======== Recorded information ========

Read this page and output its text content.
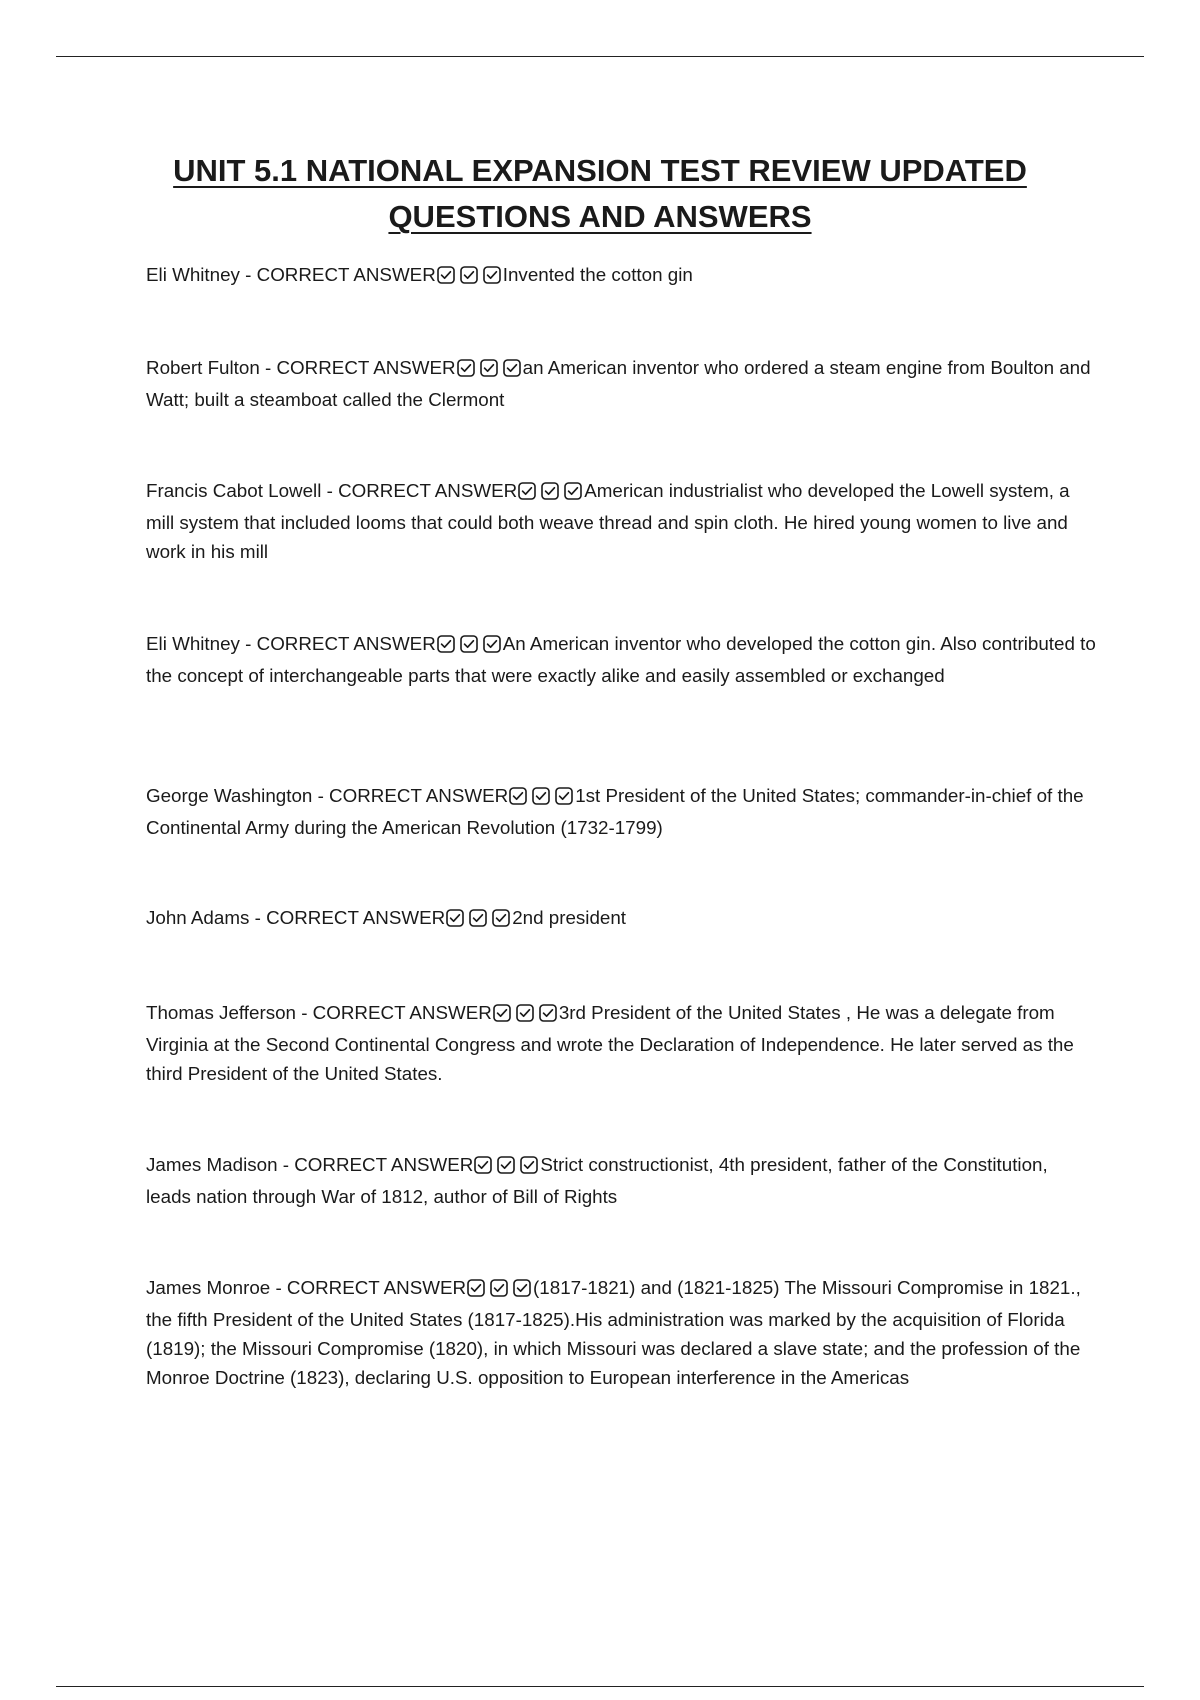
UNIT 5.1 NATIONAL EXPANSION TEST REVIEW UPDATED QUESTIONS AND ANSWERS
Eli Whitney - CORRECT ANSWER	Invented the cotton gin
Robert Fulton - CORRECT ANSWER	an American inventor who ordered a steam engine from Boulton and Watt; built a steamboat called the Clermont
Francis Cabot Lowell - CORRECT ANSWER	American industrialist who developed the Lowell system, a mill system that included looms that could both weave thread and spin cloth. He hired young women to live and work in his mill
Eli Whitney - CORRECT ANSWER	An American inventor who developed the cotton gin. Also contributed to the concept of interchangeable parts that were exactly alike and easily assembled or exchanged
George Washington - CORRECT ANSWER	1st President of the United States; commander-in-chief of the Continental Army during the American Revolution (1732-1799)
John Adams - CORRECT ANSWER	2nd president
Thomas Jefferson - CORRECT ANSWER	3rd President of the United States , He was a delegate from Virginia at the Second Continental Congress and wrote the Declaration of Independence. He later served as the third President of the United States.
James Madison - CORRECT ANSWER	Strict constructionist, 4th president, father of the Constitution, leads nation through War of 1812, author of Bill of Rights
James Monroe - CORRECT ANSWER	(1817-1821) and (1821-1825) The Missouri Compromise in 1821., the fifth President of the United States (1817-1825).His administration was marked by the acquisition of Florida (1819); the Missouri Compromise (1820), in which Missouri was declared a slave state; and the profession of the Monroe Doctrine (1823), declaring U.S. opposition to European interference in the Americas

========

Request - In the material above, show every line where the word "Whitney" turns up.

Answer to this exercise -
Eli Whitney - CORRECT ANSWER	Invented the cotton gin
Eli Whitney - CORRECT ANSWER	An American inventor who developed the cotton gin. Also contributed to the concept of interchangeable parts that were exactly alike and easily assembled or exchanged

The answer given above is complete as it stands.